Instruction 1:
Translate this sentence from the Mark 15:21-24 reflection into Spanish: "They led Jesus to the place called Golgotha, which means the Place of the Skull."
Instruction 2:
Write the next part of the reflection on Jesus refusing the wine mixed with myrrh in Mark 15, starting after its final sentence.

Excerpt:

Focus Passage: Mark 15:21-24 (NCV)

21 A man named Simon from Cyrene, the father of Alexander and Rufus, was coming from the fields to the city. The soldiers forced Simon to carry the cross for Jesus. 22 They led Jesus to the place called Golgotha, which means the Place of the Skull. 23 The soldiers tried to give Jesus wine mixed with myrrh to drink, but he refused. 24 The soldiers crucified Jesus and divided his clothes among themselves, throwing lots to decide what each soldier would get.

Read Mark 15:21-24 in context and/or in other translations on BibleGateway.com!

While Jesus was hanging on the cross, Matthew and Mark describe how Jesus refused a drink offered to Him by the soldiers. Part of me wonders if the wine and myrrh was to help deaden the pain of the cross, or if it was given to help prolong the life of the one being crucified. Perhaps it could have been given as a way of dulling the mind of the person being crucified, which may have resulted in them not having a filter on their last words while alive.

All of these ideas might be accurate, but it is interesting that both of these gospel writers include Jesus refusing to drink it. Mark describes in his gospel that “The soldiers tried to give Jesus wine mixed with myrrh to drink, but he refused.” (v. 23)

Provided records:
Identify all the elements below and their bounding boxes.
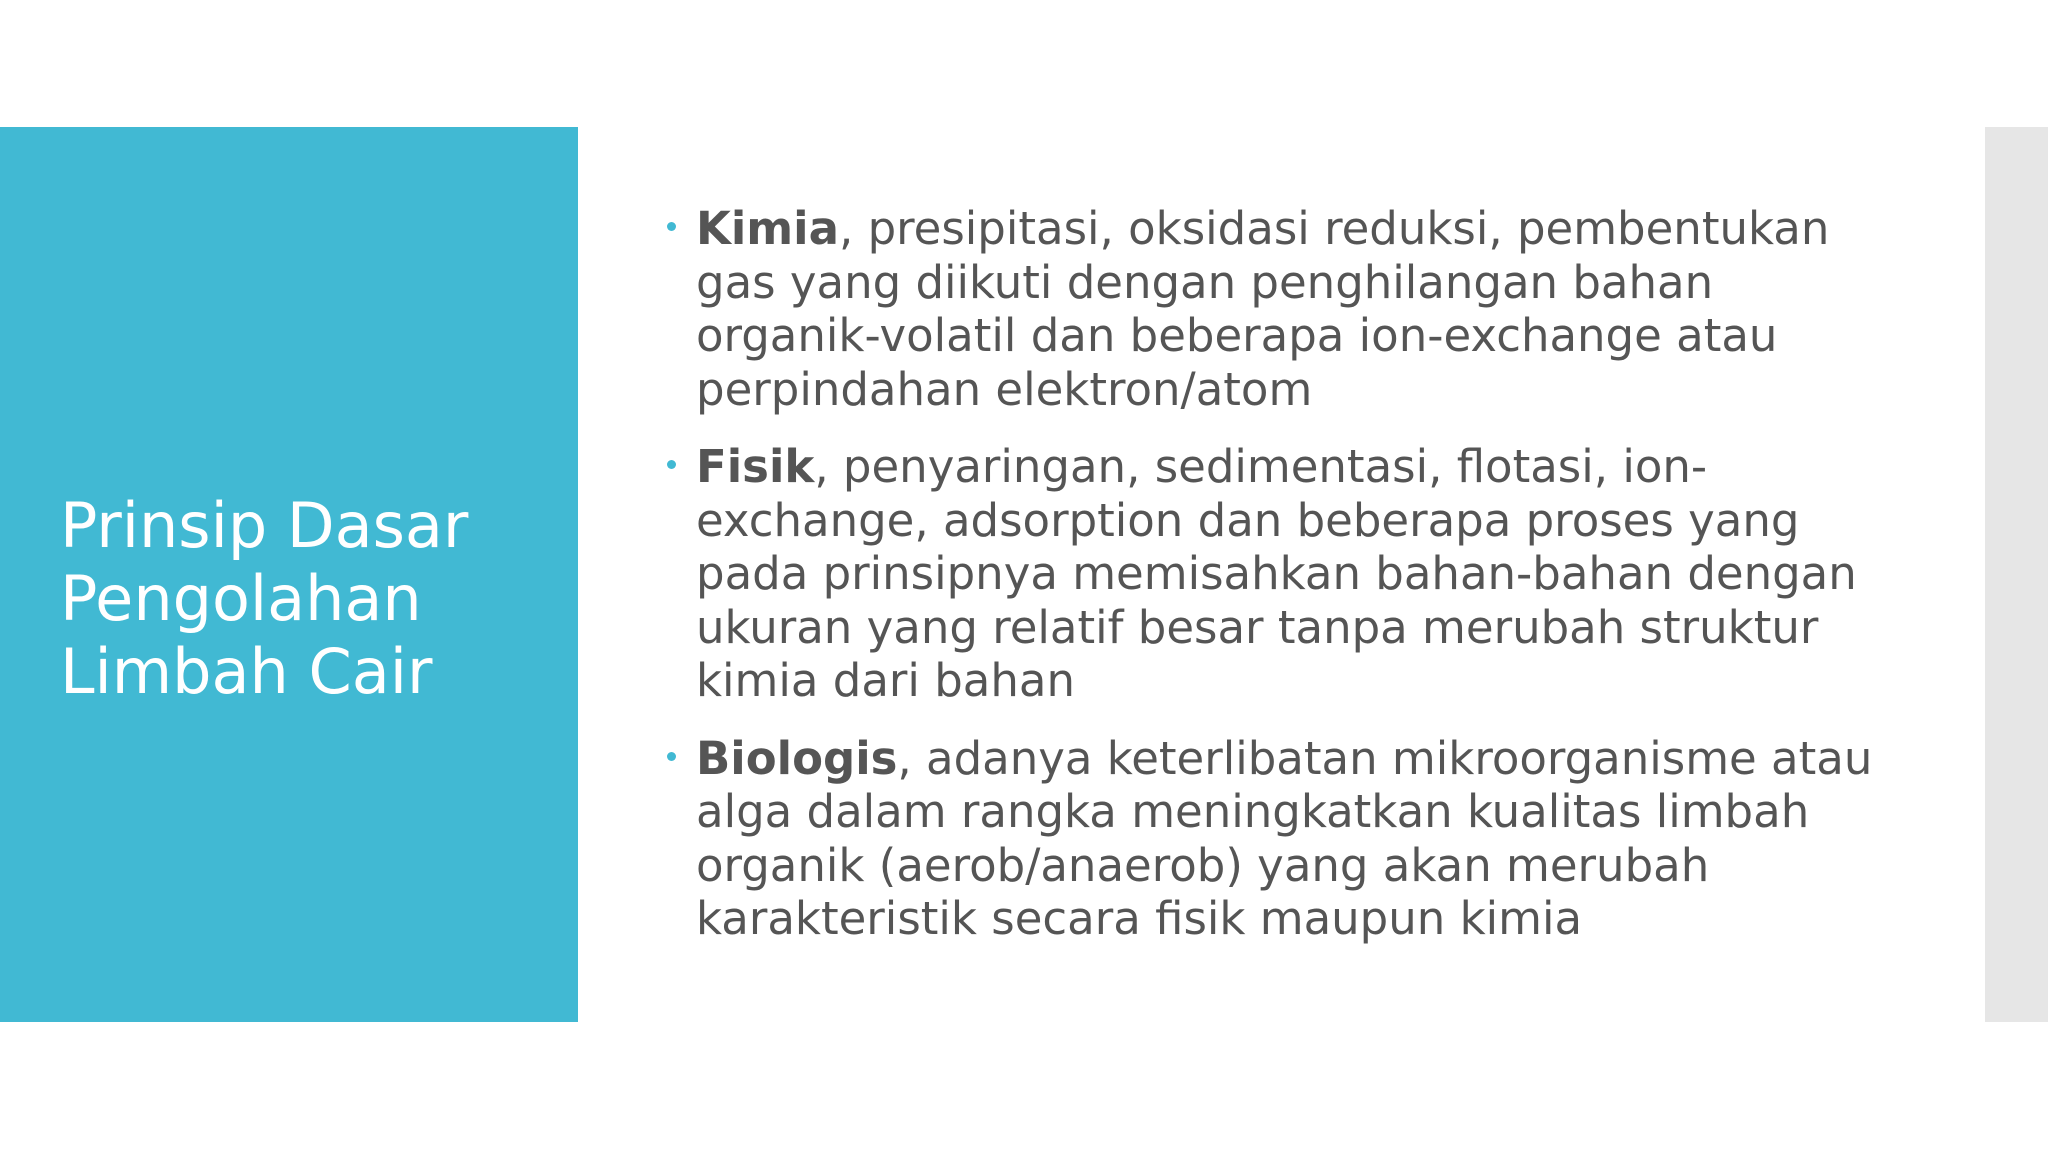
side-strip [1985, 127, 2048, 1022]
bullet-text: , presipitasi, oksidasi reduksi, pembentukan gas yang diikuti dengan penghilangan bahan organik-volatil dan beberapa ion-exchange atau perpindahan elektron/atom [696, 202, 1830, 416]
bullet-dot-icon [667, 460, 676, 469]
bullet-list [662, 202, 1902, 970]
bullet-term: Biologis [696, 731, 898, 785]
bullet-dot-icon [667, 752, 676, 761]
bullet-item-kimia [662, 202, 1902, 416]
bullet-item-biologis [662, 732, 1902, 946]
bullet-dot-icon [667, 222, 676, 231]
slide-title: Prinsip Dasar Pengolahan Limbah Cair [60, 489, 469, 708]
bullet-term: Fisik [696, 440, 815, 493]
bullet-text: , penyaringan, sedimentasi, flotasi, ion-exchange, adsorption dan beberapa proses yang pada prinsipnya memisahkan bahan-bahan dengan ukuran yang relatif besar tanpa merubah struktur kimia dari bahan [696, 440, 1857, 707]
bullet-item-fisik [662, 440, 1902, 708]
bullet-text: , adanya keterlibatan mikroorganisme atau alga dalam rangka meningkatkan kualitas limbah organik (aerob/anaerob) yang akan merubah karakteristik secara fisik maupun kimia [696, 731, 1873, 945]
bullet-term: Kimia [696, 202, 839, 255]
title-panel [0, 127, 578, 1022]
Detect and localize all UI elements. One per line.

Exercise answer 1:
Llevaron a Jesús al lugar llamado Gólgota, que significa el Lugar de la Calavera.

Exercise answer 2:
Matthew’s gospel says something similar, but he is a little more descriptive: “The soldiers gave Jesus wine mixed with gall to drink. He tasted the wine but refused to drink it.” (Matthew 27:34)

I am curious if Jesus refused this drink because He wanted His mind to be clear for the duration of His death. I wonder if Jesus knew that there was still more to do. Even in His last hours alive, Jesus may have known that there was one more person who would turn to Him – and it would be one of the least likely people possible: a thief being crucified next to Him.

I also wonder if Jesus refused to drink as a way of fulfilling His dedication to God – similar to the vow of a Nazarite in the Old Testament. While Jesus associated with people who drank, He had a reputation for socializing with those who did, and He turned water into wine early on in His ministry, we don’t see any direct record of Him drinking wine or vinegar-based drinks. The juice at the last supper that symbolized His blood is about the closest reference I can think of which would describe Jesus drinking. I wonder if Jesus had dedicated Himself to God in a similar way to how a Nazarite would have in the Old Testament – or if Jesus’ life was a fulfillment in some way of the Nazarite vows those in the Old Testament took.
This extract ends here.